* Data records:

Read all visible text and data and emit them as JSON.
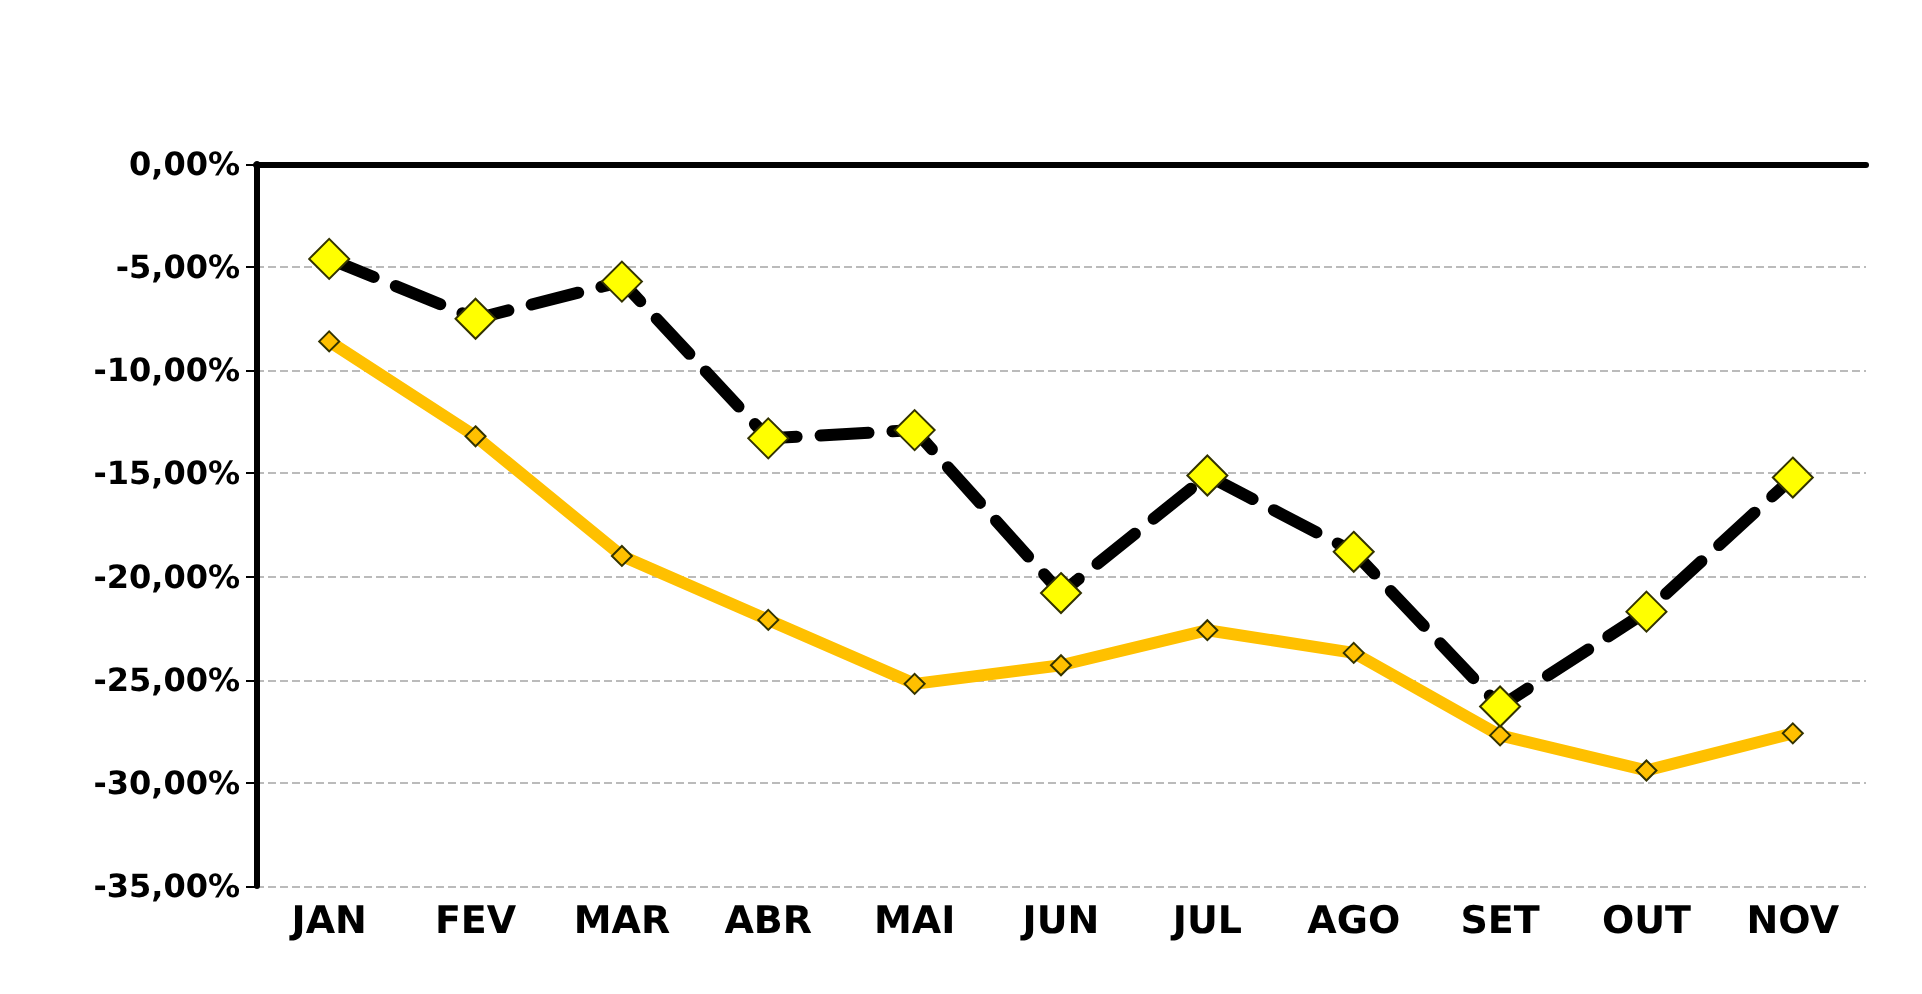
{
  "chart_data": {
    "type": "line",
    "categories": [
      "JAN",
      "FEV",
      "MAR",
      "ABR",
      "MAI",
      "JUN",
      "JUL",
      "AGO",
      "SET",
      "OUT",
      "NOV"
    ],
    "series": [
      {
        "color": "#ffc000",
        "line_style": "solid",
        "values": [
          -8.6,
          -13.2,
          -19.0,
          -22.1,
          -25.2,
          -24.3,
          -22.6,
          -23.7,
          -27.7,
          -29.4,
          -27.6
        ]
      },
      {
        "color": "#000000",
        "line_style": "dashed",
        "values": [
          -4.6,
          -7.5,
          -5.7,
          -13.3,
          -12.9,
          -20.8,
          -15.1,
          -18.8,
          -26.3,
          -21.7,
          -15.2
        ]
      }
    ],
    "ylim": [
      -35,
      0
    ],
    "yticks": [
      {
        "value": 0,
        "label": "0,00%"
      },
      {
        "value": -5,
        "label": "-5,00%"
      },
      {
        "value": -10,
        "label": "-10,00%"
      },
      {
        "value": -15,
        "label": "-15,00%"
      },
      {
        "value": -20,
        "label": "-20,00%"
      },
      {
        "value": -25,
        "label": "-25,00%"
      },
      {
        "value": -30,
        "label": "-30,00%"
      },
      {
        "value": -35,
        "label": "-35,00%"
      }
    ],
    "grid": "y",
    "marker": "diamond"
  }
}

...

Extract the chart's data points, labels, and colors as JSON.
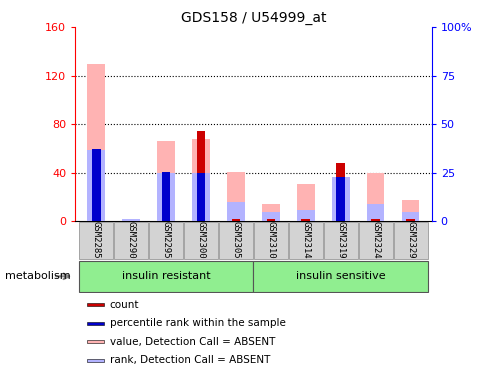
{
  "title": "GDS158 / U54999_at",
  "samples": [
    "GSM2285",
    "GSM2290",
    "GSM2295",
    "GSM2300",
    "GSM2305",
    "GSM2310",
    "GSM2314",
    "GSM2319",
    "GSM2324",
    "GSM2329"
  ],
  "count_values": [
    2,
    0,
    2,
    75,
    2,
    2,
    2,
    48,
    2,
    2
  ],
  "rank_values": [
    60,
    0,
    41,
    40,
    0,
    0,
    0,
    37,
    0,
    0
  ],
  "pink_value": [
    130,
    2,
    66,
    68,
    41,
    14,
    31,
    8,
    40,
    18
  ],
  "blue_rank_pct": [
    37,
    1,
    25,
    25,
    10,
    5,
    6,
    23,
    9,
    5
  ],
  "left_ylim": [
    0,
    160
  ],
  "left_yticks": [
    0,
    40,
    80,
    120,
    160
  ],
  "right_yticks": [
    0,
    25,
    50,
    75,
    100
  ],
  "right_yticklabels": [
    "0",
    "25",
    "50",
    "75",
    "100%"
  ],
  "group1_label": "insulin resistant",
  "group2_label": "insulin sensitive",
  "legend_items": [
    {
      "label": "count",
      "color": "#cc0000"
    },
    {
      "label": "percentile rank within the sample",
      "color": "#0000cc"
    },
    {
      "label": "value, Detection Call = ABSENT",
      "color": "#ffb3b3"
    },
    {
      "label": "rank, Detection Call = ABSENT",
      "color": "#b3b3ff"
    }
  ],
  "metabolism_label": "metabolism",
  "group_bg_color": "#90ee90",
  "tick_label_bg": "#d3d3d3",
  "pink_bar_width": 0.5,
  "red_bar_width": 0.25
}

--

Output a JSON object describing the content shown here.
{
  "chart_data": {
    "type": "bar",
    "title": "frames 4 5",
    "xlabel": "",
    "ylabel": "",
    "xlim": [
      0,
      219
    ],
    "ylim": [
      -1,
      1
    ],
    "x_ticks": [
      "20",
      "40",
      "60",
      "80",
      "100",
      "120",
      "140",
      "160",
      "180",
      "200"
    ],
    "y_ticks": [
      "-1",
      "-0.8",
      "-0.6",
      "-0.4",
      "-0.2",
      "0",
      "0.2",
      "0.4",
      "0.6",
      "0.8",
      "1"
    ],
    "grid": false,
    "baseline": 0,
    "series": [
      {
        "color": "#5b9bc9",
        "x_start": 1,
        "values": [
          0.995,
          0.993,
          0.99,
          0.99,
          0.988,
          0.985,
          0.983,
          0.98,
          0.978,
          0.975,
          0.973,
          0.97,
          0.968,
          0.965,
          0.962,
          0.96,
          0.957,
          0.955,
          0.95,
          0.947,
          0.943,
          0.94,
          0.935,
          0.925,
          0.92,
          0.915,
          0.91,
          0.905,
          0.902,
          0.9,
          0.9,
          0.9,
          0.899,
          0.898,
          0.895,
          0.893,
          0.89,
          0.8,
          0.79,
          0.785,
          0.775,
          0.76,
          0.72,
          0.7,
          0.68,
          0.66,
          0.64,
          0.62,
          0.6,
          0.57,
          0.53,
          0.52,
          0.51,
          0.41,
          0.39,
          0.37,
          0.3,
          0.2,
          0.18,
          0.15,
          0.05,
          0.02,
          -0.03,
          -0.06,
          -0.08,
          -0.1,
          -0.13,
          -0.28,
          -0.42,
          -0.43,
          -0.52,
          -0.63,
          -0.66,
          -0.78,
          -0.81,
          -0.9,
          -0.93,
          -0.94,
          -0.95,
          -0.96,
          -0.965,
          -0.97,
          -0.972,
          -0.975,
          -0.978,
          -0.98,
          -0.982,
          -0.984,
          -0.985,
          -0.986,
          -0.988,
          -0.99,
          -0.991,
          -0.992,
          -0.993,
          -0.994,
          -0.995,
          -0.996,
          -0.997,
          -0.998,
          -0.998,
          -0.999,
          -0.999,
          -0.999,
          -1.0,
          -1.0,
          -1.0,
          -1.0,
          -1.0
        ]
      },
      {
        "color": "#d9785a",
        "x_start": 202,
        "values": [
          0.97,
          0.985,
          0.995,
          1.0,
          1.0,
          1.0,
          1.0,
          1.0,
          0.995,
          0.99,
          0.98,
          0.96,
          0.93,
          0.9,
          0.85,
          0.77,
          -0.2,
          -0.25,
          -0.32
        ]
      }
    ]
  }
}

* Required task:
Copy each line of the listing that holds the word "Detection".

* Output for this exercise:
      "label": "value, Detection Call = ABSENT",
      "label": "rank, Detection Call = ABSENT",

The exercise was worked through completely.